- Text block:
# Flooded basement and Mold Remediation?



## AtlanticWBConst. (May 12, 2006)

Lightyear said:


> Hello,
> 
> We are flooded in my furnished basement. We have furniture and carpet. The water is still coming in after 5 days.
> 
> ...


Hi,

Because of the location of your damage (Basement) and the cause (flooding) - the chances of mold growth are extremely high. 
To answer your question: Yes, you should consider a company that does both removal, cleanup and mold/moisture remediation. No, getting the water out right away will not protect you against mold. 

Now the Problem: These companies are straight out handling the same problems with other homes right now.

Here is a link with further information:

http://www.epa.gov/mold/moldresources.html

Good Luck.


----------



## handy man88 (Jan 23, 2007)

Generally speaking, you have about 24-48 hours to get rid of the water before mold starts to grow. Because of the weather though (not summer yet), I think you should be okay if you a) stop the water from coming in, b) get rid of all that stuff (furniture, carpet, etc.) as soon as possible, and most importantly c) dry out your basement. The steps that are being taken by your specialist are correct.

You do *NOT* need a mold remediation specialist until it is determined that you in fact DO HAVE MOLD. After the cleanup, I would hire an environmental consultant to do a mold inspection and air sample. His analysis will determine the extent of mold in your basement, and whether it's necessary to bring someone in.

I would not bring in a mold remediation company until you get that independant analysis from the consultant. That keeps parties separate and eliminates a "doom and gloom" scenario where they could use scare tactics to pad their profits.

The steps that your specialist is doing right now is pretty much equivalent to what a mold remediation company would do, but they will take it a few steps further. That includes:

* immediately sealing off the basement to prevent any possible mold to go upstairs. This includes HVAC returns in the basement.
* bagging all your basement belongings.
* removing all the wet drywall and insulation.
* sanding down any mold on wood surfaces.
* cleaning out your HVAC air ducts.
* installing fans to create a zero pressure atmosphere (draw a vaccuum) to pull all air outside while bombing the basement with a chemical that kills mold.
* spraying all suspect areas with the same chemical (this chemical supposedly becomes inert after 1 hour).

What is your water situation and why is water still coming in? Focus should be on fixing the water intrusion issue first while removing stuff that's lost. Have those heavy duty dehumidifiers running non stop and have fans on to circulate the air. Don't rely on your HVAC system to do any of this.


----------



## AtlanticWBConst. (May 12, 2006)

Link:

http://www.epa.gov/mold/table1.html


----------



## AtlanticWBConst. (May 12, 2006)

handy man88 said:


> Generally speaking, you have about 24-48 hours to get rid of the water before mold starts to grow. Because of the weather though (not summer yet), I think you should be okay if you a) stop the water from coming in, b) get rid of all that stuff (furniture, carpet, etc.) as soon as possible, and most importantly c) dry out your basement. The steps that are being taken by your specialist are correct.
> 
> You do *NOT* need a mold remediation specialist until it is determined that you in fact DO HAVE MOLD. After the cleanup, I would hire an environmental consultant to do a mold inspection and air sample. His analysis will determine the extent of mold in your basement, and whether it's necessary to bring someone in.
> 
> ...

- Listed records:
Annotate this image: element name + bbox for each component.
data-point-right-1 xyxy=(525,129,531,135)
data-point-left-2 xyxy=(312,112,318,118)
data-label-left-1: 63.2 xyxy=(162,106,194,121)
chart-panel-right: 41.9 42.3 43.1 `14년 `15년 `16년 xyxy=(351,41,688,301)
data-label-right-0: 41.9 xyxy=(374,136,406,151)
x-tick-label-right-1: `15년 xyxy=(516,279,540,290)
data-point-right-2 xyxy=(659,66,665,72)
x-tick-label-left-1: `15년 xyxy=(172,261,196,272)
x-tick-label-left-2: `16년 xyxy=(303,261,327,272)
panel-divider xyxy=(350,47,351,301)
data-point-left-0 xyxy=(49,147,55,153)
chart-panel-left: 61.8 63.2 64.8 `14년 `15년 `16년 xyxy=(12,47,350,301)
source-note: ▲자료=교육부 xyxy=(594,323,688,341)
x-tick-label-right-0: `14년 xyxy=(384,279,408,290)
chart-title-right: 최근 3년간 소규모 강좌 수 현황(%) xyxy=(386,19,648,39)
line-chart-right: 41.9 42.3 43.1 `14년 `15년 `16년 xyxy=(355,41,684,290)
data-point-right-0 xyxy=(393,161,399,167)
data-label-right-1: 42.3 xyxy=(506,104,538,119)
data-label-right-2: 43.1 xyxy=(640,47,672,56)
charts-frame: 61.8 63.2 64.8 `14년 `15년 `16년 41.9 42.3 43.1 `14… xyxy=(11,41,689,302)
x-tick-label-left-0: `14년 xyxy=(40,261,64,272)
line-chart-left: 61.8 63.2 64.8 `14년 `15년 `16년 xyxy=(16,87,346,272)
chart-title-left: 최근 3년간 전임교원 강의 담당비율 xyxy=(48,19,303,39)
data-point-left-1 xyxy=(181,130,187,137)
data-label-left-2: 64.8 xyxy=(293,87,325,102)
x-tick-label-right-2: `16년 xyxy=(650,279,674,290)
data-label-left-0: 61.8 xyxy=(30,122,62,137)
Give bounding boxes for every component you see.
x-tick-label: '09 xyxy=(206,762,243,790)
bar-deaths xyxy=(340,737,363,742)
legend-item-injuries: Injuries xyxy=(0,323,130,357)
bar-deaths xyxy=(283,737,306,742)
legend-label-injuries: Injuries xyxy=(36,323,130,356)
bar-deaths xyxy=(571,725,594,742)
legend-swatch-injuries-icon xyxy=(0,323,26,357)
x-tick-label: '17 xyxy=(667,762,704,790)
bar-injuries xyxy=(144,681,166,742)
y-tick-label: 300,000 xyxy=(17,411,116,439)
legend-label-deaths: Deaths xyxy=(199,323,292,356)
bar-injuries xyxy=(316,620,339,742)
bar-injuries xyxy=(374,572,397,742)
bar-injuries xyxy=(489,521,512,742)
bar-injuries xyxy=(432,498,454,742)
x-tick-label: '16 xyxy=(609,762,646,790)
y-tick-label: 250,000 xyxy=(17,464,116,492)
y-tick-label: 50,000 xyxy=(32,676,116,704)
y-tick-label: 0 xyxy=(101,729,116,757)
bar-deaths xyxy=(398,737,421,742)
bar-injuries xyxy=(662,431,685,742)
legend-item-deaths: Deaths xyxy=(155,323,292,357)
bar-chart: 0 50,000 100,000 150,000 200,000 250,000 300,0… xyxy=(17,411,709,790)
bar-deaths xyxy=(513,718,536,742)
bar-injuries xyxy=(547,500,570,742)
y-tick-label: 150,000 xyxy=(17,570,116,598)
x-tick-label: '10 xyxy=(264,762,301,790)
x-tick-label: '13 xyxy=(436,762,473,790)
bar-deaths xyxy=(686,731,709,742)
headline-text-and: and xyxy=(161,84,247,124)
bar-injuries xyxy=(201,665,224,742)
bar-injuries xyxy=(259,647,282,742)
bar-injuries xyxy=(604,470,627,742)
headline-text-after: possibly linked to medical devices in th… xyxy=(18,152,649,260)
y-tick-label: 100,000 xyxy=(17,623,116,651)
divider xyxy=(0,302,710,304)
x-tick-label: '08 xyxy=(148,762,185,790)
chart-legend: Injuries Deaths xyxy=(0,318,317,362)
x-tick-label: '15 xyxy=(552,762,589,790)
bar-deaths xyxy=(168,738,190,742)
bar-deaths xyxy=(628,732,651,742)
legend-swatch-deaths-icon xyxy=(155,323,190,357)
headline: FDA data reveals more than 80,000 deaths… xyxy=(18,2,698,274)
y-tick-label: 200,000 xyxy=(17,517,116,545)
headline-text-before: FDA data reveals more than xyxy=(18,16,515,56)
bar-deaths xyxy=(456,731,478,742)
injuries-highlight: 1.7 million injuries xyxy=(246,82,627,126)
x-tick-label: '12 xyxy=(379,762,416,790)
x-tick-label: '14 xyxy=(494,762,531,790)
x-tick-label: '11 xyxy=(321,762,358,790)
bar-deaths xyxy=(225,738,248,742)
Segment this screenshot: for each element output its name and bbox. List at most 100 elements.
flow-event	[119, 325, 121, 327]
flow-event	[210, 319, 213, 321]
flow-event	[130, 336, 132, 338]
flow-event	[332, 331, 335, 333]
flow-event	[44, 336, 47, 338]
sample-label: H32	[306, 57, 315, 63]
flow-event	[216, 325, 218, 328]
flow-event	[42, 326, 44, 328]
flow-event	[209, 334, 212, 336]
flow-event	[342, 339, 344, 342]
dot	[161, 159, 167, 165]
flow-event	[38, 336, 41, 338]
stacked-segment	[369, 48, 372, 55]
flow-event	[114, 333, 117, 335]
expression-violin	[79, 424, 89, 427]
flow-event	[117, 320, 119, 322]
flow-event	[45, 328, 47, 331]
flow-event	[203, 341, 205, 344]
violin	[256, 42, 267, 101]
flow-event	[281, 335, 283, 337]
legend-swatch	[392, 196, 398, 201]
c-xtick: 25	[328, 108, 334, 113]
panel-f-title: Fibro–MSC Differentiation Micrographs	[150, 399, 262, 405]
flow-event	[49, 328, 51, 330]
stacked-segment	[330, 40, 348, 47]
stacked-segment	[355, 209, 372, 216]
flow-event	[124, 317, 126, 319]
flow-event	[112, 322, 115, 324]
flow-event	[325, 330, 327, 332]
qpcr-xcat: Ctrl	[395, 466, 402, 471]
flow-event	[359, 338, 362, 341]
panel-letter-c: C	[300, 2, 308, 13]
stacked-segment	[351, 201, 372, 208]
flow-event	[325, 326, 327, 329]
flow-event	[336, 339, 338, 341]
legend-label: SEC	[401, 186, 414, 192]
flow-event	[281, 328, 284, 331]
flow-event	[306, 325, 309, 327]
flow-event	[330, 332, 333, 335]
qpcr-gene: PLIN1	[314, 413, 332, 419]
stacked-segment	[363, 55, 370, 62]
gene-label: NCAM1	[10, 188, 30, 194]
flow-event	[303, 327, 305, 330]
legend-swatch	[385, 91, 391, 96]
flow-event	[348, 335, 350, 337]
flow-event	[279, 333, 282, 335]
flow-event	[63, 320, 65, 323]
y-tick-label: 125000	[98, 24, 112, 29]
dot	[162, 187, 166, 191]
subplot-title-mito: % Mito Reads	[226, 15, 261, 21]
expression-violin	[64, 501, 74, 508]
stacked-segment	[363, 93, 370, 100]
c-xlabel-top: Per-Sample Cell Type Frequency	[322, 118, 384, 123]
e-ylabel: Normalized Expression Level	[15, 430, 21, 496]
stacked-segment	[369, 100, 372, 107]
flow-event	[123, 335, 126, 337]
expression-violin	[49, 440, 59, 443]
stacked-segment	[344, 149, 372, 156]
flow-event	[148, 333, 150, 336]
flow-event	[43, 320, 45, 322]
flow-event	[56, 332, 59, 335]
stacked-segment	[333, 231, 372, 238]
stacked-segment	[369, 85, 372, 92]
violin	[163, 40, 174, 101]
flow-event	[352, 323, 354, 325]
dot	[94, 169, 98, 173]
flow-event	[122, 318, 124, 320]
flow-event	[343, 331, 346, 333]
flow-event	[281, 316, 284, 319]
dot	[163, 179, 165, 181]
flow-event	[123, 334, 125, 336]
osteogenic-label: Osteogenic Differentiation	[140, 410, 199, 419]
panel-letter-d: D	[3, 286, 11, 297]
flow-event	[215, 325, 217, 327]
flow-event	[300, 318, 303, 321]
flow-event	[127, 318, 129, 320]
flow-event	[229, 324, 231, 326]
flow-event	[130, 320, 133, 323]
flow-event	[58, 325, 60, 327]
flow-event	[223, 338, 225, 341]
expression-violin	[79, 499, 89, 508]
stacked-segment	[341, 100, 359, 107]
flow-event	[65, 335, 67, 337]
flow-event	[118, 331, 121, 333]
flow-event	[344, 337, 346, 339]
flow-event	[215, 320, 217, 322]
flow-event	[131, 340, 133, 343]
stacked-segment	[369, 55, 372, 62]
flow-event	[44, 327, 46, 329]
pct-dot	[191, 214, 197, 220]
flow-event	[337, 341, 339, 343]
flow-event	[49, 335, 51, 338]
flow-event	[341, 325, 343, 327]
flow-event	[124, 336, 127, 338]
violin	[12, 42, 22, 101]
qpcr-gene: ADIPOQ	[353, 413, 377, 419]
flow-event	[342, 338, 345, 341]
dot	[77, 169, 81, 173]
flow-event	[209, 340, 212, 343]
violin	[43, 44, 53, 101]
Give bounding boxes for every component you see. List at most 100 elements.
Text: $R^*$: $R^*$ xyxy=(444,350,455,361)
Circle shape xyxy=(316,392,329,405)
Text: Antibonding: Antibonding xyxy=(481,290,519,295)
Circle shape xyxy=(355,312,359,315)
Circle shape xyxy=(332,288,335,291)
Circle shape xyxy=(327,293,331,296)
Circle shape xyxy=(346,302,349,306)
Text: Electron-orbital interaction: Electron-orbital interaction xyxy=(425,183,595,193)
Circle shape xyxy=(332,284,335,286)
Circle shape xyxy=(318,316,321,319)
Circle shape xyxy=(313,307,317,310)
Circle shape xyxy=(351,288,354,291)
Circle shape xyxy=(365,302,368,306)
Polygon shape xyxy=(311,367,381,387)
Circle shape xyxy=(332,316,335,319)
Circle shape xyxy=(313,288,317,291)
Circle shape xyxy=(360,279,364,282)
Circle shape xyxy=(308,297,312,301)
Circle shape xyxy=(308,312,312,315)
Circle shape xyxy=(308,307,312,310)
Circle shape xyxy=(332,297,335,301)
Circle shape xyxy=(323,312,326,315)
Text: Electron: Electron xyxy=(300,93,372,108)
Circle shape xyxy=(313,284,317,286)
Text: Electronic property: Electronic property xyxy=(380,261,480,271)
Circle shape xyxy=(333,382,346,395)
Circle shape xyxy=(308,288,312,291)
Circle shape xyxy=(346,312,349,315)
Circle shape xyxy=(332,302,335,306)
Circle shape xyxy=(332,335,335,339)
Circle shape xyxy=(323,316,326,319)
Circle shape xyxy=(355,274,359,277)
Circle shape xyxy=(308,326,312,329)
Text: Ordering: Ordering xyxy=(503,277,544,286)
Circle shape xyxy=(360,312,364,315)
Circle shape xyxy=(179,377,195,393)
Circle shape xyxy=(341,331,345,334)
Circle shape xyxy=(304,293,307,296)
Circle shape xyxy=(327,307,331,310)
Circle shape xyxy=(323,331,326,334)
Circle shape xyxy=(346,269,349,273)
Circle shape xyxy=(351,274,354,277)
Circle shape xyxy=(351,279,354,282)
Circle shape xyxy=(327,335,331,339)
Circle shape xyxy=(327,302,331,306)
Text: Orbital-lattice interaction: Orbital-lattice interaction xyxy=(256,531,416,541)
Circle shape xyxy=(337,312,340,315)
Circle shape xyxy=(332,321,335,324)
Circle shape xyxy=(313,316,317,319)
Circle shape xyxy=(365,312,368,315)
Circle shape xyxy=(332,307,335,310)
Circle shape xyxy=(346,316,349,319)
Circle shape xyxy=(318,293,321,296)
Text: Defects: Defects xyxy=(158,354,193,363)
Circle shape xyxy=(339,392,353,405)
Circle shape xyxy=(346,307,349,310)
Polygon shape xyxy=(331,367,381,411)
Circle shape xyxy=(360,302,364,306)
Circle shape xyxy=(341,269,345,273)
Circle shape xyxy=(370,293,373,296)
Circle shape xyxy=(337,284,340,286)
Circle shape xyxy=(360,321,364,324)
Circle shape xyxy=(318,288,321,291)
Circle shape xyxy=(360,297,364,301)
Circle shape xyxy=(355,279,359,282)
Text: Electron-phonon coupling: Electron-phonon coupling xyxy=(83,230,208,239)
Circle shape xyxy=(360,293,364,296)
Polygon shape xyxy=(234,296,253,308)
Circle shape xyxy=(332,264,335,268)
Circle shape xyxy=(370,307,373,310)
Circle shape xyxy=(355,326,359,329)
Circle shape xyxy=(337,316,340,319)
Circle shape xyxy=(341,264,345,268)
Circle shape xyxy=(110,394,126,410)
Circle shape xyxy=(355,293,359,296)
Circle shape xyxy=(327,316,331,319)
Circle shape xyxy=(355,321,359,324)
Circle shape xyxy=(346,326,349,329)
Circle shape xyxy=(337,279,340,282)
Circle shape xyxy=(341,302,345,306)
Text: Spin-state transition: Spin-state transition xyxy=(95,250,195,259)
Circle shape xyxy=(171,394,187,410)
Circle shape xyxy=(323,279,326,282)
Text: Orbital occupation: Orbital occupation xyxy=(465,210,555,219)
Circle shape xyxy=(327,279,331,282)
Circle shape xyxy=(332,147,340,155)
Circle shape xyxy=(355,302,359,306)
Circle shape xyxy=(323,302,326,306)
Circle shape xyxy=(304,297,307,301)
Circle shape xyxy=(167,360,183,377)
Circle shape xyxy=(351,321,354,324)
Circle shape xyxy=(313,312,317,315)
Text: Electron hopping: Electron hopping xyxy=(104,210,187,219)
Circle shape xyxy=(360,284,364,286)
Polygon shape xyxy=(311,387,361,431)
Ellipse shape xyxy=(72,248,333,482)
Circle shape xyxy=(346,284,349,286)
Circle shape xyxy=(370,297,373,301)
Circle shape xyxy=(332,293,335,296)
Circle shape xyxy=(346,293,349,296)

- The tasks:
• a. In the flooded basement thread, how long does handy man88 say you generally have to get rid of the water before mold starts to grow?
• b. Write out the flooded basement thread from "The steps that your" to "on wood surfaces.", switching "drywall" to "paneling".
• c. Do these statements agree with the flooded basement thread? (i) Getting the water out right away will protect you against mold. (ii) handy man88 would hire an environmental consultant after the cleanup to do a mold inspection and air sample. (iii) The chemical sprayed on suspect areas supposedly becomes inert after 24 hours.
Work only from the flooded basement thread.

- Solved problems:
• a. About 24-48 hours.

• b.
The steps that your specialist is doing right now is pretty much equivalent to what a mold remediation company would do, but they will take it a few steps further. That includes:

* immediately sealing off the basement to prevent any possible mold to go upstairs. This includes HVAC returns in the basement.
* bagging all your basement belongings.
* removing all the wet paneling and insulation.
* sanding down any mold on wood surfaces.

• c.
(i) No: "No, getting the water out right away will not protect you against mold."
(ii) Yes: "After the cleanup, I would hire an environmental consultant to do a mold inspection and air sample."
(iii) No: "this chemical supposedly becomes inert after 1 hour"